Extract each line of the data below exactly as written.
---- Materials provided
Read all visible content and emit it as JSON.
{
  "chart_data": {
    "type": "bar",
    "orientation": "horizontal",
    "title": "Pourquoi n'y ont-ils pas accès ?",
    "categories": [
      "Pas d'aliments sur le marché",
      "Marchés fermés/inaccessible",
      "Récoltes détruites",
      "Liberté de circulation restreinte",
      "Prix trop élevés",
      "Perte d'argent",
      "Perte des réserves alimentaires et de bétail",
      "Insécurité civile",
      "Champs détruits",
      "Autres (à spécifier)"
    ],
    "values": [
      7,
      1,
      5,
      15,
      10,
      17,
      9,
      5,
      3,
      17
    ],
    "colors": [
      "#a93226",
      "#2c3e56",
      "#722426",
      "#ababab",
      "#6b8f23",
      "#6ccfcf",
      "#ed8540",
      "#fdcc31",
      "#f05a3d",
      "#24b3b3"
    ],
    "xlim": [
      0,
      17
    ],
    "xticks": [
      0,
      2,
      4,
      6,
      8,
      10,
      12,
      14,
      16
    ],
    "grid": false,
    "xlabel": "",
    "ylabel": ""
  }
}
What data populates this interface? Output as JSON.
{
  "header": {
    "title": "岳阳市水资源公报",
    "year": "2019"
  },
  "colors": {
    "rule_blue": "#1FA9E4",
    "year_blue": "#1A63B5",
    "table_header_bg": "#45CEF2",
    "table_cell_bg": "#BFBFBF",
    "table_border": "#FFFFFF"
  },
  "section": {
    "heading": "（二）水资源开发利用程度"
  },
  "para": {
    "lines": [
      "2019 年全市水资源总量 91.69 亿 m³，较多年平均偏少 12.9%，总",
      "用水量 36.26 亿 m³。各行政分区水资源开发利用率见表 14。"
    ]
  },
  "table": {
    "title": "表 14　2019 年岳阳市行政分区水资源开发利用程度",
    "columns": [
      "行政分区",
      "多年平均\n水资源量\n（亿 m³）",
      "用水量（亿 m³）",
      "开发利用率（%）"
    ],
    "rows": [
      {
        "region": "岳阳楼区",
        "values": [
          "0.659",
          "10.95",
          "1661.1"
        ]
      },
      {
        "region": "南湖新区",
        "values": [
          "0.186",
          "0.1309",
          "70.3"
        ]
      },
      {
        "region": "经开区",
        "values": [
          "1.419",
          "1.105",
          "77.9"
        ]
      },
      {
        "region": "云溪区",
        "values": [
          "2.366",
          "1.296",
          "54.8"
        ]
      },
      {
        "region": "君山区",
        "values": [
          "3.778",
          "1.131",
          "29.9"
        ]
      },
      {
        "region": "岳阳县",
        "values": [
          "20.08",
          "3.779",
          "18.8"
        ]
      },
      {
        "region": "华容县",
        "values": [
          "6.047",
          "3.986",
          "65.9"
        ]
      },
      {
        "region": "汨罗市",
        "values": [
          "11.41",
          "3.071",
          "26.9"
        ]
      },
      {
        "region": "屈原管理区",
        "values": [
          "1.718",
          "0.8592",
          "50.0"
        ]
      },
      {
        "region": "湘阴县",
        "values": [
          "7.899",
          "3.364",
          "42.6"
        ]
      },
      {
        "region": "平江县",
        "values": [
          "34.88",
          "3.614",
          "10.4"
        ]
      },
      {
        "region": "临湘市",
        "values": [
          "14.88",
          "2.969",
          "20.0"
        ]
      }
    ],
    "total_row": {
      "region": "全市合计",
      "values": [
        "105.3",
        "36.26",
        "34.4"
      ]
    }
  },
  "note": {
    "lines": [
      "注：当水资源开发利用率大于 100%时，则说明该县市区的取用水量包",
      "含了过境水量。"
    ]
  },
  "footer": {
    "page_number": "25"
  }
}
--------
Task answer:
Read all visible content and emit it as JSON.
{
  "chart_data": {
    "type": "bar",
    "orientation": "horizontal",
    "title": "Pourquoi n'y ont-ils pas accès ?",
    "categories": [
      "Pas d'aliments sur le marché",
      "Marchés fermés/inaccessible",
      "Récoltes détruites",
      "Liberté de circulation restreinte",
      "Prix trop élevés",
      "Perte d'argent",
      "Perte des réserves alimentaires et de bétail",
      "Insécurité civile",
      "Champs détruits",
      "Autres (à spécifier)"
    ],
    "values": [
      7,
      1,
      5,
      15,
      10,
      17,
      9,
      5,
      3,
      17
    ],
    "colors": [
      "#a93226",
      "#2c3e56",
      "#722426",
      "#ababab",
      "#6b8f23",
      "#6ccfcf",
      "#ed8540",
      "#fdcc31",
      "#f05a3d",
      "#24b3b3"
    ],
    "xlim": [
      0,
      17
    ],
    "xticks": [
      0,
      2,
      4,
      6,
      8,
      10,
      12,
      14,
      16
    ],
    "grid": false,
    "xlabel": "",
    "ylabel": ""
  }
}
What data populates this interface? Output as JSON.
{
  "header": {
    "title": "岳阳市水资源公报",
    "year": "2019"
  },
  "colors": {
    "rule_blue": "#1FA9E4",
    "year_blue": "#1A63B5",
    "table_header_bg": "#45CEF2",
    "table_cell_bg": "#BFBFBF",
    "table_border": "#FFFFFF"
  },
  "section": {
    "heading": "（二）水资源开发利用程度"
  },
  "para": {
    "lines": [
      "2019 年全市水资源总量 91.69 亿 m³，较多年平均偏少 12.9%，总",
      "用水量 36.26 亿 m³。各行政分区水资源开发利用率见表 14。"
    ]
  },
  "table": {
    "title": "表 14　2019 年岳阳市行政分区水资源开发利用程度",
    "columns": [
      "行政分区",
      "多年平均\n水资源量\n（亿 m³）",
      "用水量（亿 m³）",
      "开发利用率（%）"
    ],
    "rows": [
      {
        "region": "岳阳楼区",
        "values": [
          "0.659",
          "10.95",
          "1661.1"
        ]
      },
      {
        "region": "南湖新区",
        "values": [
          "0.186",
          "0.1309",
          "70.3"
        ]
      },
      {
        "region": "经开区",
        "values": [
          "1.419",
          "1.105",
          "77.9"
        ]
      },
      {
        "region": "云溪区",
        "values": [
          "2.366",
          "1.296",
          "54.8"
        ]
      },
      {
        "region": "君山区",
        "values": [
          "3.778",
          "1.131",
          "29.9"
        ]
      },
      {
        "region": "岳阳县",
        "values": [
          "20.08",
          "3.779",
          "18.8"
        ]
      },
      {
        "region": "华容县",
        "values": [
          "6.047",
          "3.986",
          "65.9"
        ]
      },
      {
        "region": "汨罗市",
        "values": [
          "11.41",
          "3.071",
          "26.9"
        ]
      },
      {
        "region": "屈原管理区",
        "values": [
          "1.718",
          "0.8592",
          "50.0"
        ]
      },
      {
        "region": "湘阴县",
        "values": [
          "7.899",
          "3.364",
          "42.6"
        ]
      },
      {
        "region": "平江县",
        "values": [
          "34.88",
          "3.614",
          "10.4"
        ]
      },
      {
        "region": "临湘市",
        "values": [
          "14.88",
          "2.969",
          "20.0"
        ]
      }
    ],
    "total_row": {
      "region": "全市合计",
      "values": [
        "105.3",
        "36.26",
        "34.4"
      ]
    }
  },
  "note": {
    "lines": [
      "注：当水资源开发利用率大于 100%时，则说明该县市区的取用水量包",
      "含了过境水量。"
    ]
  },
  "footer": {
    "page_number": "25"
  }
}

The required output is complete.